BEGIN Source records

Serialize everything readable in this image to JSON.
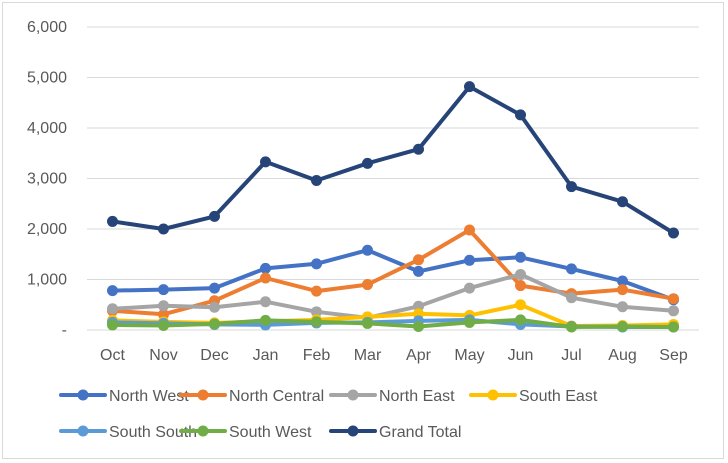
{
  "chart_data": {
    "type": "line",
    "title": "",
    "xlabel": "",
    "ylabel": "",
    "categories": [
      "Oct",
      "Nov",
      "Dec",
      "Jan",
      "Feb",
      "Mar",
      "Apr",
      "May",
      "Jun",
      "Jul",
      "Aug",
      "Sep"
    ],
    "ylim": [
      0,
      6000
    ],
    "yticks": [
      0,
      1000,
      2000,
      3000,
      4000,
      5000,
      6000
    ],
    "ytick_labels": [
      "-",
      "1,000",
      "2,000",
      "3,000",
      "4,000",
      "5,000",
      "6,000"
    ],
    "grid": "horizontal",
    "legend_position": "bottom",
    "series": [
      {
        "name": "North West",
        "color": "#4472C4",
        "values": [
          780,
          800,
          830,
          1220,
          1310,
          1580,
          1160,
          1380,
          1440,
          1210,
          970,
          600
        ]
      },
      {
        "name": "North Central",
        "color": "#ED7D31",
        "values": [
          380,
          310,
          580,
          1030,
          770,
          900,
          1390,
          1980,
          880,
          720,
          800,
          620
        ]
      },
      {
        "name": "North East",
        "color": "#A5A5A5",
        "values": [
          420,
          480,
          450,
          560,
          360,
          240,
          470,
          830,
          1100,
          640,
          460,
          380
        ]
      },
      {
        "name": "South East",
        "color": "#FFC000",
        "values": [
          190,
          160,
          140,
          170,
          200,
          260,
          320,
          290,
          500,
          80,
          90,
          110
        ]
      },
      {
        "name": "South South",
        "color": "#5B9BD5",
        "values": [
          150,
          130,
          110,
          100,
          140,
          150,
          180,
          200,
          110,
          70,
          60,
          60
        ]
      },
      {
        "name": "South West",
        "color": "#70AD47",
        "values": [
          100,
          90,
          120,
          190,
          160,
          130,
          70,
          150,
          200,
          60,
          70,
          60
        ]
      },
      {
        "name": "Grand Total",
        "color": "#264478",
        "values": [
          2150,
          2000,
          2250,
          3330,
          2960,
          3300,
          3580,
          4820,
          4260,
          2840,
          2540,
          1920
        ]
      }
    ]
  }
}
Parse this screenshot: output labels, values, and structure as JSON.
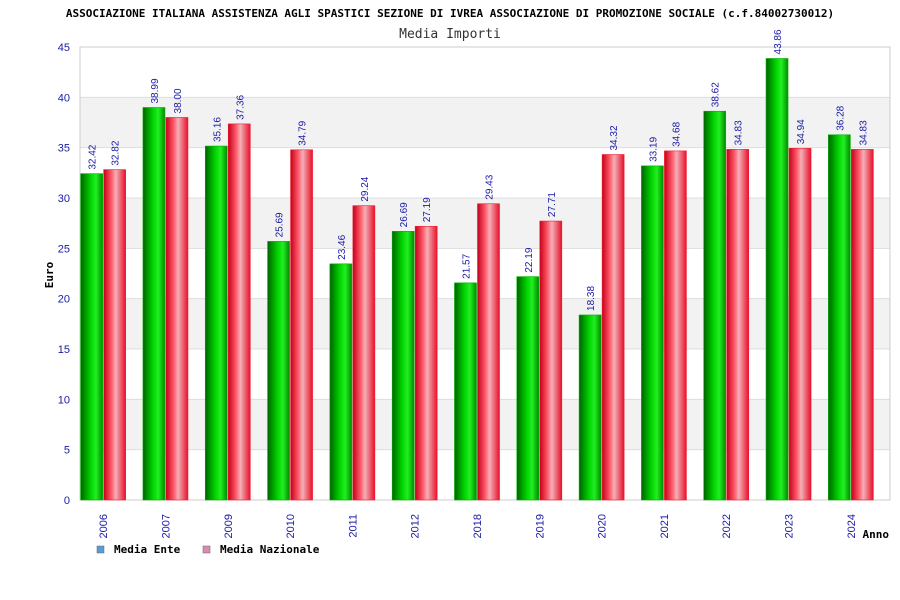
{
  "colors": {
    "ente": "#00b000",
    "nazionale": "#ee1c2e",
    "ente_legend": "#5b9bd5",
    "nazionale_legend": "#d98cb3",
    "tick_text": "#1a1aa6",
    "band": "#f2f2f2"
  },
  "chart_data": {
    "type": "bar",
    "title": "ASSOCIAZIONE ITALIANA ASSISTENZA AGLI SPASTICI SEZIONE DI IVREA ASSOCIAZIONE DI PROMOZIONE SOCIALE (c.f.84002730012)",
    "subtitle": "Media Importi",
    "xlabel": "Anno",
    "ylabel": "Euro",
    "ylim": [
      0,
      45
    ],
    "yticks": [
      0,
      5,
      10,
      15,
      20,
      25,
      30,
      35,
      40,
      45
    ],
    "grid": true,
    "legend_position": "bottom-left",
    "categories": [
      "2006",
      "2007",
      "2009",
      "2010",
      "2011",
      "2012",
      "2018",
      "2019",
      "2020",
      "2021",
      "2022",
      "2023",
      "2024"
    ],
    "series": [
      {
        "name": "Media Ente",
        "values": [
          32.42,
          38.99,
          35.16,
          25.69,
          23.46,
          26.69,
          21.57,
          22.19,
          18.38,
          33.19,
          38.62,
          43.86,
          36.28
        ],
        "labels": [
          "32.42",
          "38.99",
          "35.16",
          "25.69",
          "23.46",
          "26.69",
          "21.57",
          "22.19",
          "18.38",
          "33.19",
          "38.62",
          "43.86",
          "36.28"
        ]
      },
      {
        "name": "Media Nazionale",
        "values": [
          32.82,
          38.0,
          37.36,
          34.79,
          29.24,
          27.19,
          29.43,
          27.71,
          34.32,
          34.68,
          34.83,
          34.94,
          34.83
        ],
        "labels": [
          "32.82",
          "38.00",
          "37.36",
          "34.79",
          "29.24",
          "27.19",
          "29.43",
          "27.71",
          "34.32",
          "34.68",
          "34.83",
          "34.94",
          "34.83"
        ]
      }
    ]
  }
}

END Source records
BEGIN Source records

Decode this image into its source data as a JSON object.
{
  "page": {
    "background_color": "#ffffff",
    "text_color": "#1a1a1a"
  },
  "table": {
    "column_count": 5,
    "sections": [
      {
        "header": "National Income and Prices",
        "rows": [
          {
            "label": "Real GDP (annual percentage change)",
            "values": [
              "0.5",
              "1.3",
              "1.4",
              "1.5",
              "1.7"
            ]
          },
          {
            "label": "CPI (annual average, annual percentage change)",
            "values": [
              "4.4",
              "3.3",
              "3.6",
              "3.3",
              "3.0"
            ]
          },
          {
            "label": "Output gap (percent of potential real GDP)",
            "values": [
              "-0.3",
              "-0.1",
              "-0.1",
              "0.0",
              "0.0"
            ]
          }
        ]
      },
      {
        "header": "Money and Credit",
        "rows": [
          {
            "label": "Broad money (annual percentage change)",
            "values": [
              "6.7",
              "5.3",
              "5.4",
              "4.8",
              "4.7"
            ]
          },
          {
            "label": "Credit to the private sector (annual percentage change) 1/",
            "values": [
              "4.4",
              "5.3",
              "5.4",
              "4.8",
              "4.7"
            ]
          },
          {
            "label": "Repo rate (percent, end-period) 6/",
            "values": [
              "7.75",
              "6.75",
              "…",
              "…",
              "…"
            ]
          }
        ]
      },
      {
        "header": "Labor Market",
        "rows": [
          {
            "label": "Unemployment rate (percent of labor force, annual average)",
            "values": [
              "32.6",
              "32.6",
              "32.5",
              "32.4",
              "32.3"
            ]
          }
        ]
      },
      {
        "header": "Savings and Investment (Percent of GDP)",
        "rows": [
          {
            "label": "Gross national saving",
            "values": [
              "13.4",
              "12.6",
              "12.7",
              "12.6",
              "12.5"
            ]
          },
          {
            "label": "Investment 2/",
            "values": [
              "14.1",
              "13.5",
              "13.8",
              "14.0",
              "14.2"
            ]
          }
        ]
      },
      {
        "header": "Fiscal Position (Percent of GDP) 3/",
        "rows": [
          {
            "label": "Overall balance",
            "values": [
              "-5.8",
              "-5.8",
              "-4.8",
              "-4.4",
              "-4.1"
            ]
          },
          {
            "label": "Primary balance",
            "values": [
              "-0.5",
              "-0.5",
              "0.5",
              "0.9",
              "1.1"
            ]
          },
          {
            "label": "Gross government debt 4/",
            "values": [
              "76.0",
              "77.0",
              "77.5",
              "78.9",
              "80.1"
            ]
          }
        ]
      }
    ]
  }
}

END Source records
BEGIN Source records

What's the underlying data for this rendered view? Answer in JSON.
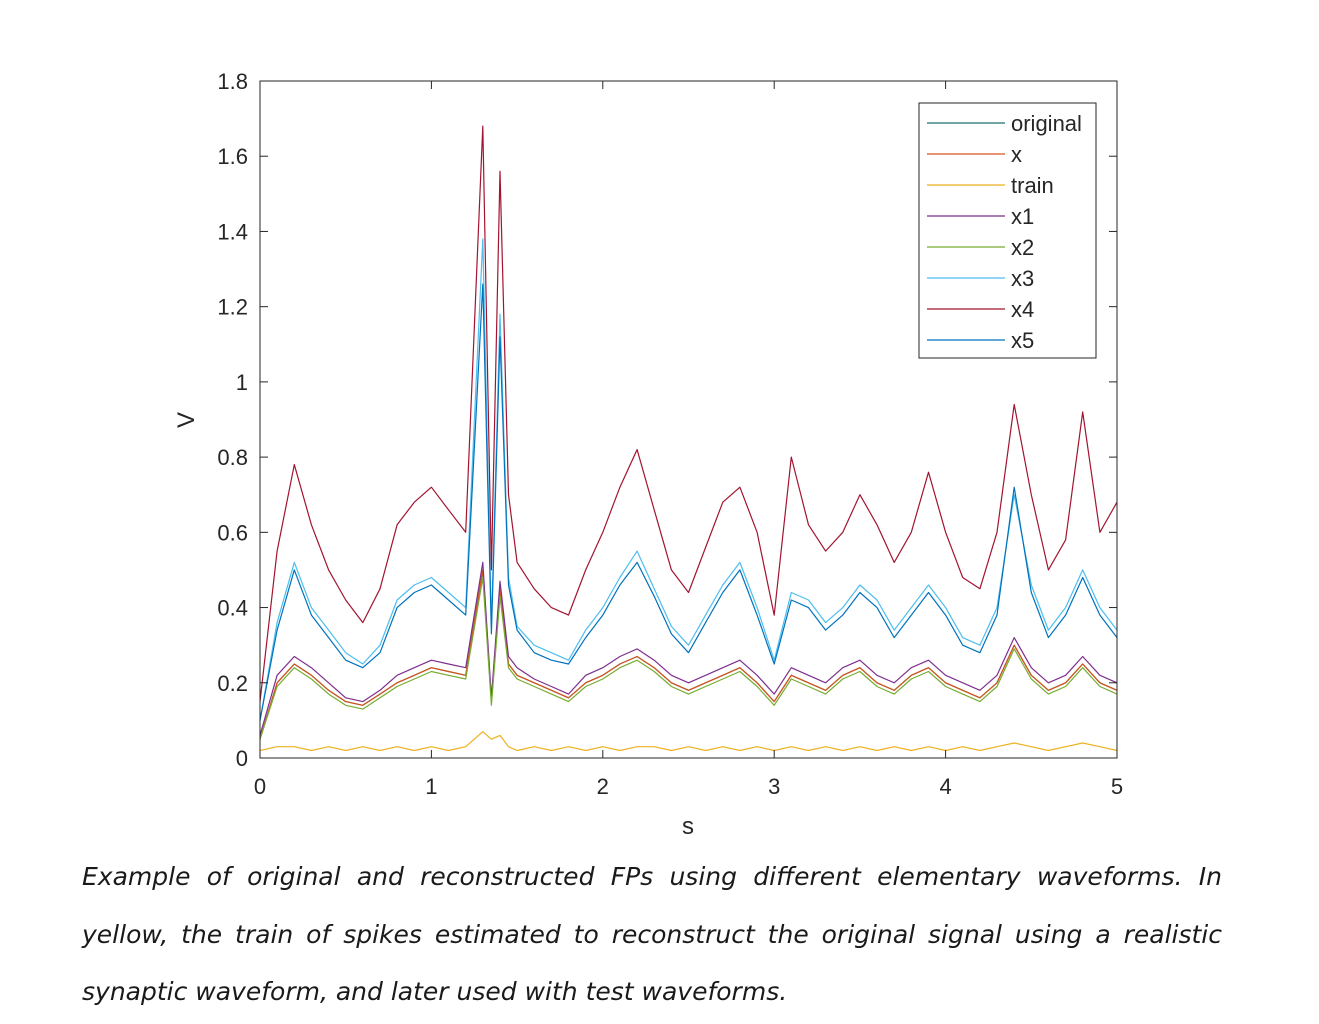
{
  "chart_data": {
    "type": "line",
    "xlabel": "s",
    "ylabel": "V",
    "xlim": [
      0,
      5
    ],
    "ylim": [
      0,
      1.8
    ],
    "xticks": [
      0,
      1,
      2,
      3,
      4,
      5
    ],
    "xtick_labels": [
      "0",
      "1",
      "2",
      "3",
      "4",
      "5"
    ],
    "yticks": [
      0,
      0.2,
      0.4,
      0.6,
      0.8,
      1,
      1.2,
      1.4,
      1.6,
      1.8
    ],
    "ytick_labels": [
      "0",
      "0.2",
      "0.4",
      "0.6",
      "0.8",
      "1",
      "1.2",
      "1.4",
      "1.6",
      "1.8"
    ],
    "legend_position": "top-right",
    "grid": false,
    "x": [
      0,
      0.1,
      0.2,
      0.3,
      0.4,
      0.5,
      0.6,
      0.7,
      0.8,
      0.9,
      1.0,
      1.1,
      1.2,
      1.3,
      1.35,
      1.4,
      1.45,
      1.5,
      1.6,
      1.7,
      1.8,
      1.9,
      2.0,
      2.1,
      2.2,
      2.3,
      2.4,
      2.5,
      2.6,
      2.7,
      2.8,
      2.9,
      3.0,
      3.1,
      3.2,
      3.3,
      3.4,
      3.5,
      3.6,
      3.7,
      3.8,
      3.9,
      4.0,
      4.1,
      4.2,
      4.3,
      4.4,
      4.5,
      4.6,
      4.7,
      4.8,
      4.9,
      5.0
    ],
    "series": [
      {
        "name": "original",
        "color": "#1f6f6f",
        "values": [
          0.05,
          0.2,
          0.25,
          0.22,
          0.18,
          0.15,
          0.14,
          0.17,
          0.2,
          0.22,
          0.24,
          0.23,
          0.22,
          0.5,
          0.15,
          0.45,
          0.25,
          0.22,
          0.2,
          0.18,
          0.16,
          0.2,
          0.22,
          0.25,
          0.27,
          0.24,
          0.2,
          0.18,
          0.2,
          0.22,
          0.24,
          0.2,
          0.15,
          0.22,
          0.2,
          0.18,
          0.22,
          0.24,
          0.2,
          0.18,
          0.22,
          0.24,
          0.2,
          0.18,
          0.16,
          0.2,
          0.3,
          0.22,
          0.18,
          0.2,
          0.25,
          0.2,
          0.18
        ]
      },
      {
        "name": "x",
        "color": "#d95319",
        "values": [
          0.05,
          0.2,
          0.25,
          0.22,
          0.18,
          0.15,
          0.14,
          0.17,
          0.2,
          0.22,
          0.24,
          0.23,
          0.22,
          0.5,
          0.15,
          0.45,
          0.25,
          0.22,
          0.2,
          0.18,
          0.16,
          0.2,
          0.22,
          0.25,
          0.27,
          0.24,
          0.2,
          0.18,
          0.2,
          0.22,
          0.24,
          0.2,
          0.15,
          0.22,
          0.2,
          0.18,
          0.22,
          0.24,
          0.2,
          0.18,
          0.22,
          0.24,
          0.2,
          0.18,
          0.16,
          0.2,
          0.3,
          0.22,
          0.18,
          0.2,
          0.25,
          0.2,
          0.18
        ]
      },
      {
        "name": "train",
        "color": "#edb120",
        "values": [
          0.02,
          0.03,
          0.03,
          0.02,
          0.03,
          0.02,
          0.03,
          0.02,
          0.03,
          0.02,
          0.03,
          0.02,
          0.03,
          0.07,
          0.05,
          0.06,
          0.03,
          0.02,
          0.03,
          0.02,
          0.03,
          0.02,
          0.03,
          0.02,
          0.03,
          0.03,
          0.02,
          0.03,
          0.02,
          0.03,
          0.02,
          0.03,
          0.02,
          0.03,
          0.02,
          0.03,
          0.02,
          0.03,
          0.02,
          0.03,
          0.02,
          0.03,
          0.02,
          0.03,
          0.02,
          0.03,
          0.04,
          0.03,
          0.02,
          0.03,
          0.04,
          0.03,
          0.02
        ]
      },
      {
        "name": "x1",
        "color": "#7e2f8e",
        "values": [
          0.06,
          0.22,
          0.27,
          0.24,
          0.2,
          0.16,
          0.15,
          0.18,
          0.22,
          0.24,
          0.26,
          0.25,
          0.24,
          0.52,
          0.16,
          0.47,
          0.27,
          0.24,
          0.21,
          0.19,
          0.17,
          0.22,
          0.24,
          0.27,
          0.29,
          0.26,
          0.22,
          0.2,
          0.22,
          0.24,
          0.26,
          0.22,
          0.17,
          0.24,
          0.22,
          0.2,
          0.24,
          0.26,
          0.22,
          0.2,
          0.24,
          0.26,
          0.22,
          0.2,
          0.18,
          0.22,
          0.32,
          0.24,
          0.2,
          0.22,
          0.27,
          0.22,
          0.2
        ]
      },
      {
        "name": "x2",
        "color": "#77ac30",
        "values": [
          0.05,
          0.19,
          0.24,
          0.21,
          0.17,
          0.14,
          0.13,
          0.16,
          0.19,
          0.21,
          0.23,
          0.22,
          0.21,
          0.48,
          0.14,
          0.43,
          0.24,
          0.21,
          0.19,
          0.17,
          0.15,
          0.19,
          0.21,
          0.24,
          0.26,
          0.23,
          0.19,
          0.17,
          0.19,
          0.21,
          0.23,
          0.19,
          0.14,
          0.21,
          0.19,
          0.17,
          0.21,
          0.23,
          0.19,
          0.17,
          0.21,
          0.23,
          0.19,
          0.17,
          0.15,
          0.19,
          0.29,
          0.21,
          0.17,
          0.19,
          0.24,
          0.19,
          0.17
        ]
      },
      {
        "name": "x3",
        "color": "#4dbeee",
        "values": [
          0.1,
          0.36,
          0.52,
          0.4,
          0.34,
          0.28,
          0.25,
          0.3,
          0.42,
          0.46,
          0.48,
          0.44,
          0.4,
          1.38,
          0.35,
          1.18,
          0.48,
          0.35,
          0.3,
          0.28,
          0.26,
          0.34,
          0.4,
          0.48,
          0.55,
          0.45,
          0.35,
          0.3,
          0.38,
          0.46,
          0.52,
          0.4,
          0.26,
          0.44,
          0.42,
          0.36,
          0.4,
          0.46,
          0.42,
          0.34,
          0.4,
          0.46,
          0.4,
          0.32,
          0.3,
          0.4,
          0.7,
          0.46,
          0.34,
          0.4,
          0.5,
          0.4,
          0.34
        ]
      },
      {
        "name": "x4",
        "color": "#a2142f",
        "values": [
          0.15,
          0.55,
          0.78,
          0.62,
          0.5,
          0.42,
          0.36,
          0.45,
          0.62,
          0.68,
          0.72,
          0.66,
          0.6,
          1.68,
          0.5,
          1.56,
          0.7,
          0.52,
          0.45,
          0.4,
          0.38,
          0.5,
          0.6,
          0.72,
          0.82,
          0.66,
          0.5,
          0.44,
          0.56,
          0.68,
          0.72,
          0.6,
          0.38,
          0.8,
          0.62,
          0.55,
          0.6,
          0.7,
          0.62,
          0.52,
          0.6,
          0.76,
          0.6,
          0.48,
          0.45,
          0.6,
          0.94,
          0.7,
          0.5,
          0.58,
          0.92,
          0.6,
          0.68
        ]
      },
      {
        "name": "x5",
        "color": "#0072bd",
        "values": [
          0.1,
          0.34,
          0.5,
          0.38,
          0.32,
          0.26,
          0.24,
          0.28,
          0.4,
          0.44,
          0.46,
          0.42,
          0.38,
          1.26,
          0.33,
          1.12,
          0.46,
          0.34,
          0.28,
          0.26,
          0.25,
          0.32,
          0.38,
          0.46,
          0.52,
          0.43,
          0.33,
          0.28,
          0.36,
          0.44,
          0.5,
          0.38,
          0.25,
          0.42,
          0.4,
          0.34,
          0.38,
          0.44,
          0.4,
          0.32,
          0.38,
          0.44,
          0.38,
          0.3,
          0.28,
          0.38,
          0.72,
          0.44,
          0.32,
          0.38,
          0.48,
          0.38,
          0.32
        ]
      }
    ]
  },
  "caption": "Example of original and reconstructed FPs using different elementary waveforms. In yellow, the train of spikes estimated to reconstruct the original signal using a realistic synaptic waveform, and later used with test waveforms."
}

END Source records

* Task objective *
Look through the material and copy each line that has "South".

* Answer to the exercise *
        "name": "South East",
        "name": "South South",
        "name": "South West",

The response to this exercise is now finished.